#### [MATERIAL TO PROCESS]
▼

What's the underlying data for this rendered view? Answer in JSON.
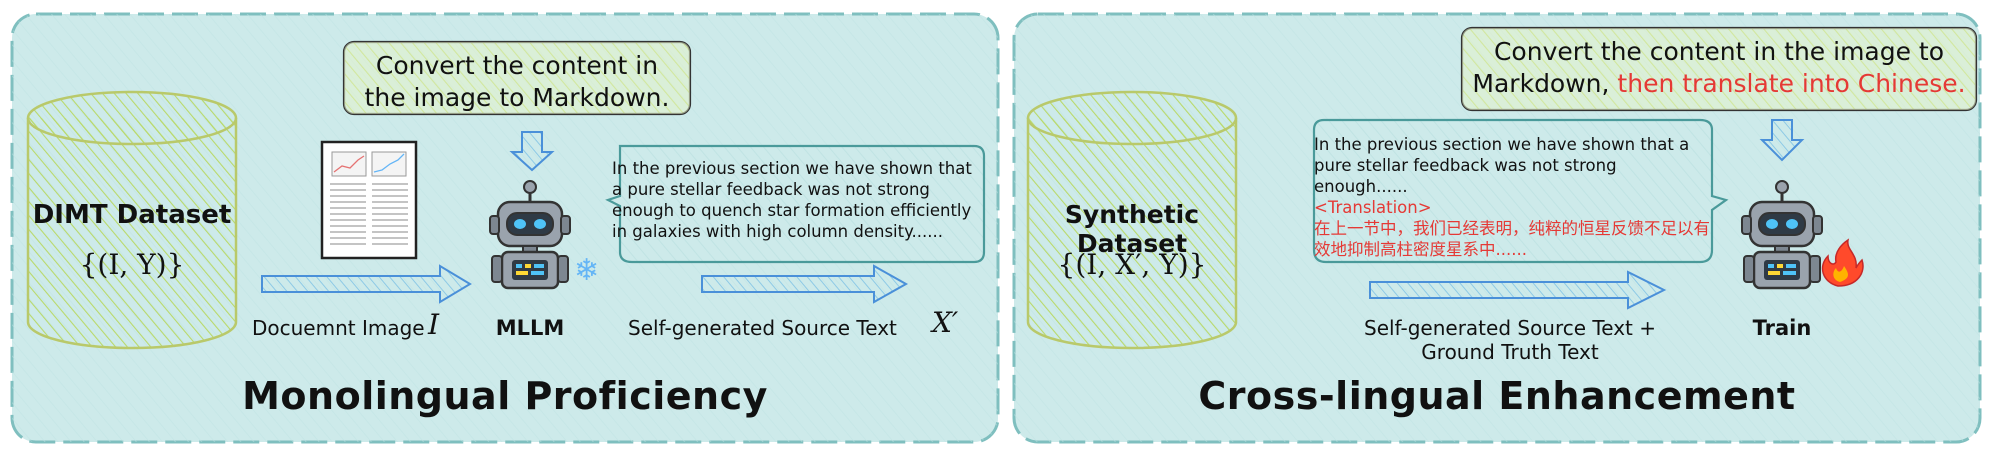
{
  "left_panel": {
    "title": "Monolingual Proficiency",
    "dataset_name": "DIMT Dataset",
    "dataset_formula": "{(I, Y)}",
    "prompt": "Convert the content in the image to Markdown.",
    "input_label": "Docuemnt Image",
    "input_symbol": "I",
    "model_label": "MLLM",
    "output_text": "In the previous section we have shown that a pure stellar feedback was not strong enough to quench star formation efficiently in galaxies with high column density......",
    "output_label": "Self-generated Source Text",
    "output_symbol": "X′",
    "colors": {
      "panel_fill": "#cdeaea",
      "panel_border": "#7fbfbf",
      "hatch": "#b9d96a",
      "arrow": "#4a90d9"
    }
  },
  "right_panel": {
    "title": "Cross-lingual Enhancement",
    "dataset_name": "Synthetic Dataset",
    "dataset_formula": "{(I, X′, Y)}",
    "prompt_part1": "Convert the content in the image to Markdown, ",
    "prompt_part2": "then translate into Chinese.",
    "box_text_en": "In the previous section we have shown that a pure stellar feedback was not strong enough......",
    "box_tag": "<Translation>",
    "box_text_zh": "在上一节中，我们已经表明，纯粹的恒星反馈不足以有效地抑制高柱密度星系中......",
    "arrow_label_line1": "Self-generated Source Text +",
    "arrow_label_line2": "Ground Truth Text",
    "model_label": "Train",
    "colors": {
      "highlight": "#e53935",
      "fire": "#ff4a2b"
    }
  }
}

▲

#### [WHAT NEEDS TO BE DONE]
Above are some records. Count the lines among them with the word "Source", and answer with the number only.

#### [REPLY]
2